- **Texto original**:
Todos los textos que se recogen en este libro pertenecen a mi weblog (www.lacoctelera.com/amqs). Un weblog es un diario en internet. Cuando yo los descubrí, a través de mi hermano, sólo tenía una idea muy vaga de su funcionamiento, así que me limité a escribir en él, por probar. Los primeros días, mi hermano me iba cambiando el diseño de la página poco a poco, y yo me iba sorprendiendo de que la gente entrara y lo leyera. Y eso te engancha.

- **Enunciado a**: Transcribe completo y sin cambios el texto sobre el weblog.

- **Datos proporcionados**:
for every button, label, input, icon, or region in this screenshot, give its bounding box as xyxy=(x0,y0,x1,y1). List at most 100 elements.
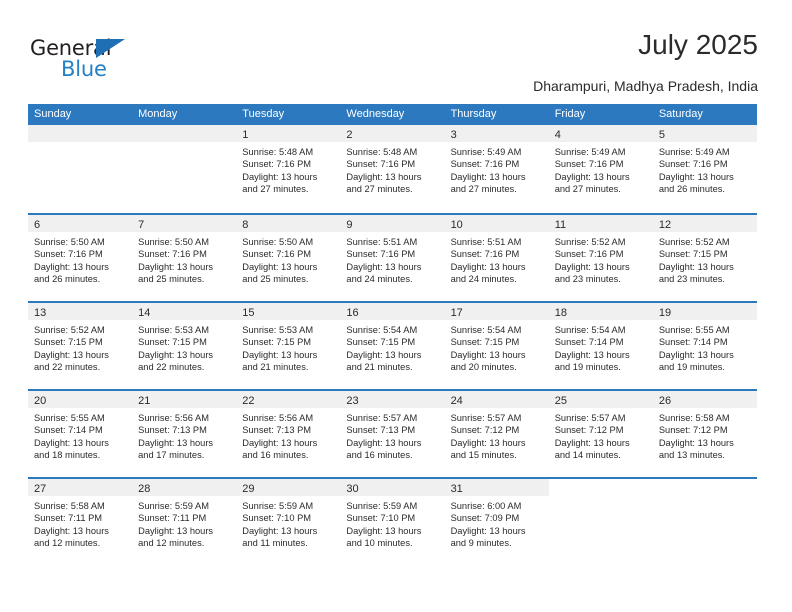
daylight-text: Daylight: 13 hours xyxy=(242,437,318,448)
day-detail-body: Sunrise: 5:52 AM Sunset: 7:15 PM Daylight:… xyxy=(28,320,132,373)
calendar-day-cell[interactable]: 4 Sunrise: 5:49 AM Sunset: 7:16 PM Daylight… xyxy=(548,125,653,213)
page-title: July 2025 xyxy=(638,29,758,60)
weekday-header-wednesday: Wednesday xyxy=(346,108,405,120)
calendar-day-cell[interactable]: 16 Sunrise: 5:54 AM Sunset: 7:15 PM Dayligh… xyxy=(340,303,445,389)
daylight-text-continued: and 26 minutes. xyxy=(658,183,725,194)
calendar-day-cell[interactable]: 7 Sunrise: 5:50 AM Sunset: 7:16 PM Daylight… xyxy=(132,215,237,301)
weekday-header-friday: Friday xyxy=(554,108,586,120)
day-number-band: 20 xyxy=(28,391,133,408)
sunrise-text: Sunrise: 5:52 AM xyxy=(658,237,730,247)
calendar-day-cell[interactable]: 6 Sunrise: 5:50 AM Sunset: 7:16 PM Daylight… xyxy=(28,215,133,301)
day-number-band: 23 xyxy=(340,391,445,408)
daylight-text-continued: and 12 minutes. xyxy=(138,537,205,548)
day-detail-body: Sunrise: 5:56 AM Sunset: 7:13 PM Daylight:… xyxy=(132,408,236,461)
calendar-day-cell[interactable]: 12 Sunrise: 5:52 AM Sunset: 7:15 PM Dayligh… xyxy=(652,215,757,301)
sunrise-text: Sunrise: 5:53 AM xyxy=(242,325,314,335)
day-number: 10 xyxy=(450,219,463,231)
sunset-text: Sunset: 7:16 PM xyxy=(242,249,312,260)
calendar-day-cell[interactable]: 2 Sunrise: 5:48 AM Sunset: 7:16 PM Daylight… xyxy=(340,125,445,213)
calendar-page: General Blue July 2025 Dharampuri, Madhy… xyxy=(0,0,792,612)
sunset-text: Sunset: 7:16 PM xyxy=(554,249,624,260)
day-detail-body: Sunrise: 5:53 AM Sunset: 7:15 PM Daylight:… xyxy=(236,320,340,373)
daylight-text: Daylight: 13 hours xyxy=(242,261,318,272)
daylight-text: Daylight: 13 hours xyxy=(450,525,526,536)
calendar-day-cell[interactable]: 30 Sunrise: 5:59 AM Sunset: 7:10 PM Dayligh… xyxy=(340,479,445,565)
sunrise-text: Sunrise: 5:55 AM xyxy=(658,325,730,335)
daylight-text: Daylight: 13 hours xyxy=(450,171,526,182)
calendar-day-cell[interactable]: 28 Sunrise: 5:59 AM Sunset: 7:11 PM Dayligh… xyxy=(132,479,237,565)
calendar-day-cell[interactable]: 18 Sunrise: 5:54 AM Sunset: 7:14 PM Dayligh… xyxy=(548,303,653,389)
daylight-text: Daylight: 13 hours xyxy=(554,349,630,360)
daylight-text-continued: and 25 minutes. xyxy=(242,273,309,284)
calendar-day-cell[interactable]: 15 Sunrise: 5:53 AM Sunset: 7:15 PM Dayligh… xyxy=(236,303,341,389)
daylight-text: Daylight: 13 hours xyxy=(346,525,422,536)
sunrise-text: Sunrise: 5:58 AM xyxy=(658,413,730,423)
daylight-text-continued: and 23 minutes. xyxy=(658,273,725,284)
calendar-day-cell[interactable]: 1 Sunrise: 5:48 AM Sunset: 7:16 PM Daylight… xyxy=(236,125,341,213)
day-number-band: 1 xyxy=(236,125,341,142)
sunrise-text: Sunrise: 5:49 AM xyxy=(554,147,626,157)
calendar-day-cell[interactable]: 31 Sunrise: 6:00 AM Sunset: 7:09 PM Dayligh… xyxy=(444,479,549,565)
weekday-header-sunday: Sunday xyxy=(34,108,72,120)
day-number-band: 3 xyxy=(444,125,549,142)
calendar-day-cell[interactable]: 29 Sunrise: 5:59 AM Sunset: 7:10 PM Dayligh… xyxy=(236,479,341,565)
sunset-text: Sunset: 7:16 PM xyxy=(34,249,103,260)
daylight-text: Daylight: 13 hours xyxy=(658,349,734,360)
daylight-text-continued: and 22 minutes. xyxy=(138,361,205,372)
sunset-text: Sunset: 7:16 PM xyxy=(346,159,416,170)
calendar-day-cell[interactable]: 9 Sunrise: 5:51 AM Sunset: 7:16 PM Daylight… xyxy=(340,215,445,301)
day-number: 21 xyxy=(138,395,151,407)
calendar-day-cell[interactable]: 8 Sunrise: 5:50 AM Sunset: 7:16 PM Daylight… xyxy=(236,215,341,301)
day-number: 2 xyxy=(346,129,353,141)
calendar-day-cell[interactable]: 24 Sunrise: 5:57 AM Sunset: 7:12 PM Dayligh… xyxy=(444,391,549,477)
calendar-day-cell[interactable]: 20 Sunrise: 5:55 AM Sunset: 7:14 PM Dayligh… xyxy=(28,391,133,477)
calendar-day-cell[interactable]: 11 Sunrise: 5:52 AM Sunset: 7:16 PM Dayligh… xyxy=(548,215,653,301)
calendar-day-cell[interactable]: 27 Sunrise: 5:58 AM Sunset: 7:11 PM Dayligh… xyxy=(28,479,133,565)
general-blue-logo[interactable]: General Blue xyxy=(30,36,170,88)
sunrise-text: Sunrise: 5:54 AM xyxy=(346,325,418,335)
daylight-text: Daylight: 13 hours xyxy=(346,437,422,448)
daylight-text-continued: and 22 minutes. xyxy=(34,361,101,372)
day-number-band: 19 xyxy=(652,303,757,320)
day-number-band: 21 xyxy=(132,391,237,408)
sunrise-text: Sunrise: 5:52 AM xyxy=(554,237,626,247)
calendar-day-cell[interactable]: 13 Sunrise: 5:52 AM Sunset: 7:15 PM Dayligh… xyxy=(28,303,133,389)
day-detail-body xyxy=(549,496,653,500)
day-detail-body: Sunrise: 5:56 AM Sunset: 7:13 PM Daylight:… xyxy=(236,408,340,461)
sunset-text: Sunset: 7:10 PM xyxy=(346,513,416,524)
calendar-day-cell-empty xyxy=(548,479,653,565)
calendar-day-cell[interactable]: 14 Sunrise: 5:53 AM Sunset: 7:15 PM Dayligh… xyxy=(132,303,237,389)
day-number-band xyxy=(28,125,133,142)
sunset-text: Sunset: 7:15 PM xyxy=(450,337,520,348)
sunrise-text: Sunrise: 5:49 AM xyxy=(658,147,730,157)
calendar-day-cell[interactable]: 21 Sunrise: 5:56 AM Sunset: 7:13 PM Dayligh… xyxy=(132,391,237,477)
calendar-day-cell[interactable]: 3 Sunrise: 5:49 AM Sunset: 7:16 PM Daylight… xyxy=(444,125,549,213)
day-number-band: 18 xyxy=(548,303,653,320)
day-number: 8 xyxy=(242,219,249,231)
day-detail-body: Sunrise: 5:57 AM Sunset: 7:12 PM Daylight:… xyxy=(445,408,549,461)
weekday-header-tuesday: Tuesday xyxy=(242,108,285,120)
day-number-band xyxy=(549,479,653,496)
calendar-day-cell[interactable]: 17 Sunrise: 5:54 AM Sunset: 7:15 PM Dayligh… xyxy=(444,303,549,389)
day-detail-body: Sunrise: 5:59 AM Sunset: 7:11 PM Daylight:… xyxy=(132,496,236,549)
day-detail-body: Sunrise: 5:50 AM Sunset: 7:16 PM Daylight:… xyxy=(132,232,236,285)
calendar-day-cell[interactable]: 5 Sunrise: 5:49 AM Sunset: 7:16 PM Daylight… xyxy=(652,125,757,213)
day-number-band: 11 xyxy=(548,215,653,232)
day-number-band: 22 xyxy=(236,391,341,408)
calendar-day-cell[interactable]: 25 Sunrise: 5:57 AM Sunset: 7:12 PM Dayligh… xyxy=(548,391,653,477)
day-number-band: 7 xyxy=(132,215,237,232)
calendar-day-cell[interactable]: 22 Sunrise: 5:56 AM Sunset: 7:13 PM Dayligh… xyxy=(236,391,341,477)
calendar-day-cell[interactable]: 10 Sunrise: 5:51 AM Sunset: 7:16 PM Dayligh… xyxy=(444,215,549,301)
daylight-text: Daylight: 13 hours xyxy=(658,261,734,272)
sunrise-text: Sunrise: 5:53 AM xyxy=(138,325,209,335)
sunset-text: Sunset: 7:16 PM xyxy=(450,159,520,170)
calendar-day-cell[interactable]: 19 Sunrise: 5:55 AM Sunset: 7:14 PM Dayligh… xyxy=(652,303,757,389)
calendar-day-cell[interactable]: 26 Sunrise: 5:58 AM Sunset: 7:12 PM Dayligh… xyxy=(652,391,757,477)
daylight-text: Daylight: 13 hours xyxy=(450,261,526,272)
daylight-text: Daylight: 13 hours xyxy=(554,437,630,448)
daylight-text-continued: and 16 minutes. xyxy=(242,449,309,460)
sunrise-text: Sunrise: 5:50 AM xyxy=(138,237,209,247)
sunset-text: Sunset: 7:15 PM xyxy=(138,337,207,348)
daylight-text: Daylight: 13 hours xyxy=(346,171,422,182)
calendar-day-cell[interactable]: 23 Sunrise: 5:57 AM Sunset: 7:13 PM Dayligh… xyxy=(340,391,445,477)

- **Enunciado b**: Por favor, cuenta cuántas líneas de los registros contienen la palabra "General", teniendo en cuenta mayúsculas y minúsculas. Responde solo con el número.

- **Respuesta escrita a**:
Todos los textos que se recogen en este libro pertenecen a mi weblog (www.lacoctelera.com/amqs). Un weblog es un diario en internet. Cuando yo los descubrí, a través de mi hermano, sólo tenía una idea muy vaga de su funcionamiento, así que me limité a escribir en él, por probar. Los primeros días, mi hermano me iba cambiando el diseño de la página poco a poco, y yo me iba sorprendiendo de que la gente entrara y lo leyera. Y eso te engancha.

- **Respuesta escrita b**: 2